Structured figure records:
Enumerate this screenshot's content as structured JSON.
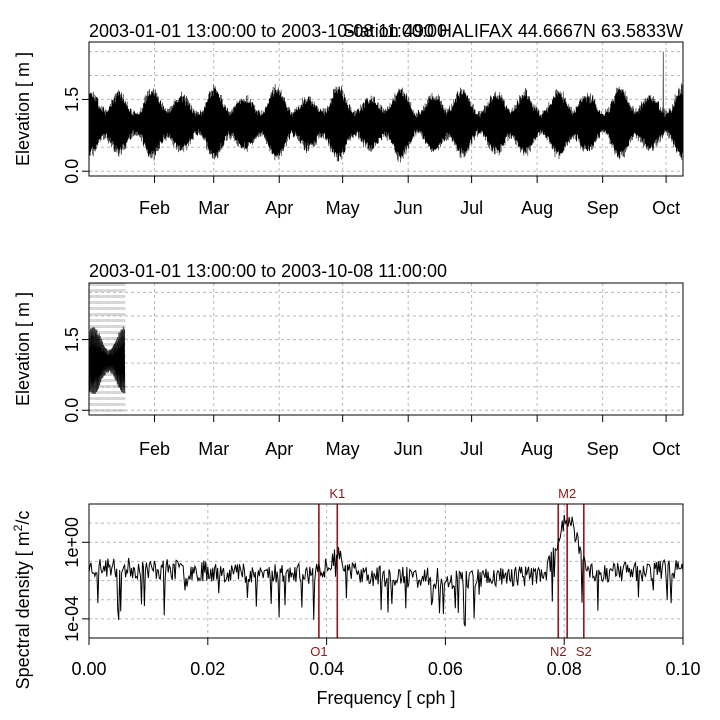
{
  "chart_data": [
    {
      "type": "line",
      "name": "elevation-full",
      "title_left": "2003-01-01 13:00:00 to 2003-10-08 11:00:00",
      "title_right": "Station 490 HALIFAX 44.6667N 63.5833W",
      "xlabel": "",
      "ylabel": "Elevation [ m ]",
      "x_month_labels": [
        "Feb",
        "Mar",
        "Apr",
        "May",
        "Jun",
        "Jul",
        "Aug",
        "Sep",
        "Oct"
      ],
      "x_month_days": [
        31,
        59,
        90,
        120,
        151,
        181,
        212,
        243,
        273
      ],
      "xlim_days": [
        0,
        281
      ],
      "ylim": [
        -0.1,
        2.7
      ],
      "yticks": [
        0.0,
        1.5
      ],
      "ytick_labels": [
        "0.0",
        "1.5"
      ],
      "grid": true,
      "series_description": "hourly sea-surface elevation, tidal oscillation roughly between 0.1 and 2.1 m",
      "mean_level": 1.0
    },
    {
      "type": "line",
      "name": "elevation-zoom",
      "title_left": "2003-01-01 13:00:00 to 2003-10-08 11:00:00",
      "xlabel": "",
      "ylabel": "Elevation [ m ]",
      "x_month_labels": [
        "Feb",
        "Mar",
        "Apr",
        "May",
        "Jun",
        "Jul",
        "Aug",
        "Sep",
        "Oct"
      ],
      "x_month_days": [
        31,
        59,
        90,
        120,
        151,
        181,
        212,
        243,
        273
      ],
      "xlim_days": [
        0,
        281
      ],
      "data_xlim_days": [
        0,
        17
      ],
      "ylim": [
        -0.1,
        2.7
      ],
      "yticks": [
        0.0,
        1.5
      ],
      "ytick_labels": [
        "0.0",
        "1.5"
      ],
      "grid": true
    },
    {
      "type": "line",
      "name": "spectrum",
      "xlabel": "Frequency [ cph ]",
      "ylabel": "Spectral density [ m²/cph ]",
      "ylabel_visible": "Spectral density [ m",
      "ylabel_sup": "2",
      "ylabel_tail": "/c",
      "xlim": [
        0.0,
        0.1
      ],
      "xticks": [
        0.0,
        0.02,
        0.04,
        0.06,
        0.08,
        0.1
      ],
      "xtick_labels": [
        "0.00",
        "0.02",
        "0.04",
        "0.06",
        "0.08",
        "0.10"
      ],
      "ylog": true,
      "ylim_log10": [
        -5,
        2
      ],
      "yticks_log10": [
        -4,
        0
      ],
      "ytick_labels": [
        "1e-04",
        "1e+00"
      ],
      "grid": true,
      "constituents": [
        {
          "label": "O1",
          "freq": 0.0387,
          "position": "bottom"
        },
        {
          "label": "K1",
          "freq": 0.0418,
          "position": "top"
        },
        {
          "label": "N2",
          "freq": 0.079,
          "position": "bottom"
        },
        {
          "label": "M2",
          "freq": 0.0805,
          "position": "top"
        },
        {
          "label": "S2",
          "freq": 0.0833,
          "position": "bottom"
        }
      ],
      "peaks": [
        {
          "freq": 0.0418,
          "log10_density": -0.7
        },
        {
          "freq": 0.0805,
          "log10_density": 1.3
        }
      ]
    }
  ]
}
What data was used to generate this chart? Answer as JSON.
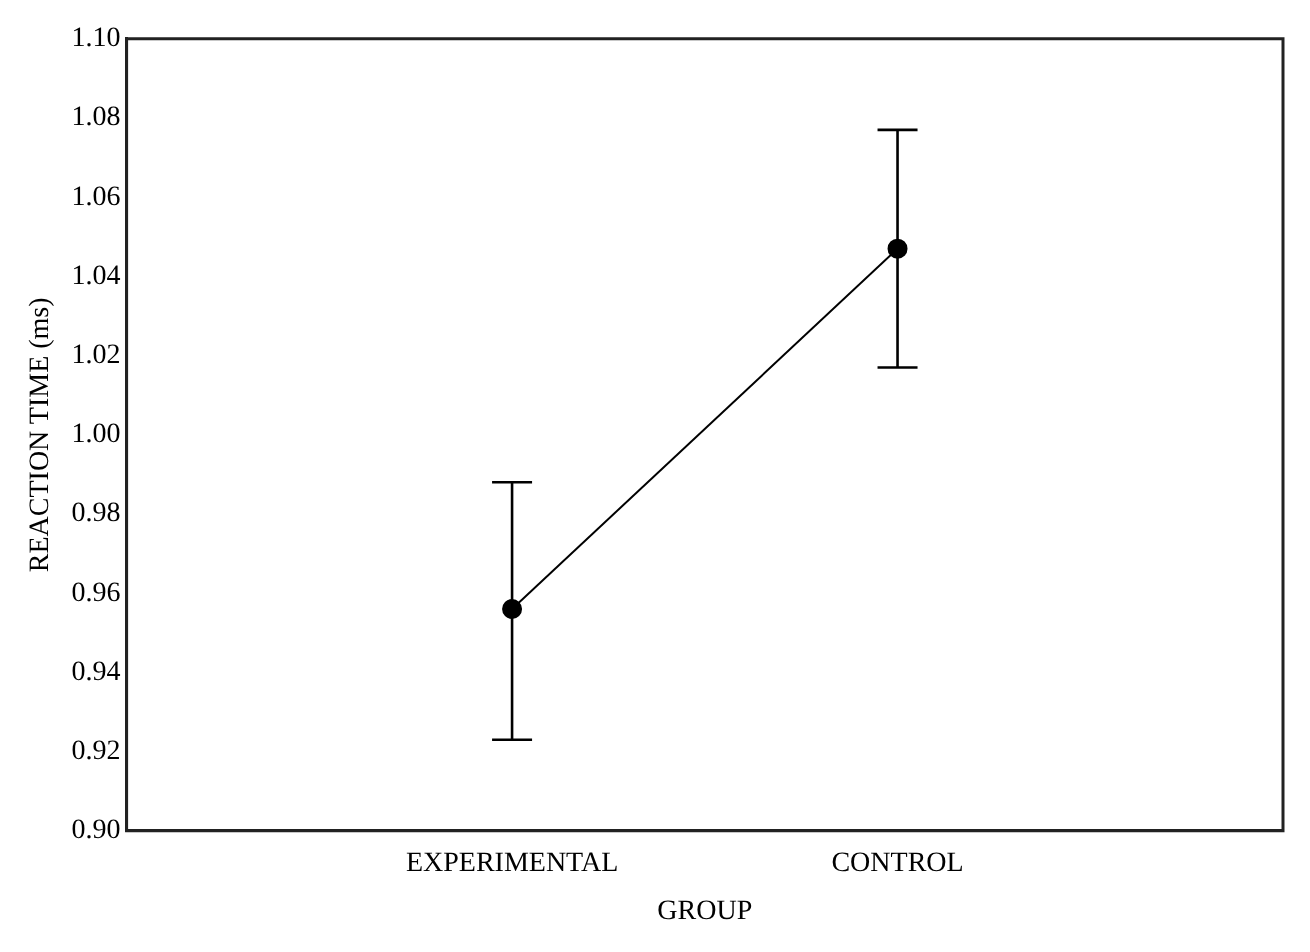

Instructions for the task — Reproduce every entry word for word, but omit the pictures.

Reply to the exercise —
Enumerate this screenshot's content as structured JSON.
{
  "chart_data": [
    {
      "type": "line",
      "name": "elevation-full",
      "title_left": "2003-01-01 13:00:00 to 2003-10-08 11:00:00",
      "title_right": "Station 490 HALIFAX 44.6667N 63.5833W",
      "xlabel": "",
      "ylabel": "Elevation [ m ]",
      "x_month_labels": [
        "Feb",
        "Mar",
        "Apr",
        "May",
        "Jun",
        "Jul",
        "Aug",
        "Sep",
        "Oct"
      ],
      "x_month_days": [
        31,
        59,
        90,
        120,
        151,
        181,
        212,
        243,
        273
      ],
      "xlim_days": [
        0,
        281
      ],
      "ylim": [
        -0.1,
        2.7
      ],
      "yticks": [
        0.0,
        1.5
      ],
      "ytick_labels": [
        "0.0",
        "1.5"
      ],
      "grid": true,
      "series_description": "hourly sea-surface elevation, tidal oscillation roughly between 0.1 and 2.1 m",
      "mean_level": 1.0
    },
    {
      "type": "line",
      "name": "elevation-zoom",
      "title_left": "2003-01-01 13:00:00 to 2003-10-08 11:00:00",
      "xlabel": "",
      "ylabel": "Elevation [ m ]",
      "x_month_labels": [
        "Feb",
        "Mar",
        "Apr",
        "May",
        "Jun",
        "Jul",
        "Aug",
        "Sep",
        "Oct"
      ],
      "x_month_days": [
        31,
        59,
        90,
        120,
        151,
        181,
        212,
        243,
        273
      ],
      "xlim_days": [
        0,
        281
      ],
      "data_xlim_days": [
        0,
        17
      ],
      "ylim": [
        -0.1,
        2.7
      ],
      "yticks": [
        0.0,
        1.5
      ],
      "ytick_labels": [
        "0.0",
        "1.5"
      ],
      "grid": true
    },
    {
      "type": "line",
      "name": "spectrum",
      "xlabel": "Frequency [ cph ]",
      "ylabel": "Spectral density [ m²/cph ]",
      "ylabel_visible": "Spectral density [ m",
      "ylabel_sup": "2",
      "ylabel_tail": "/c",
      "xlim": [
        0.0,
        0.1
      ],
      "xticks": [
        0.0,
        0.02,
        0.04,
        0.06,
        0.08,
        0.1
      ],
      "xtick_labels": [
        "0.00",
        "0.02",
        "0.04",
        "0.06",
        "0.08",
        "0.10"
      ],
      "ylog": true,
      "ylim_log10": [
        -5,
        2
      ],
      "yticks_log10": [
        -4,
        0
      ],
      "ytick_labels": [
        "1e-04",
        "1e+00"
      ],
      "grid": true,
      "constituents": [
        {
          "label": "O1",
          "freq": 0.0387,
          "position": "bottom"
        },
        {
          "label": "K1",
          "freq": 0.0418,
          "position": "top"
        },
        {
          "label": "N2",
          "freq": 0.079,
          "position": "bottom"
        },
        {
          "label": "M2",
          "freq": 0.0805,
          "position": "top"
        },
        {
          "label": "S2",
          "freq": 0.0833,
          "position": "bottom"
        }
      ],
      "peaks": [
        {
          "freq": 0.0418,
          "log10_density": -0.7
        },
        {
          "freq": 0.0805,
          "log10_density": 1.3
        }
      ]
    }
  ]
}
What data was used to generate this chart? Answer as JSON.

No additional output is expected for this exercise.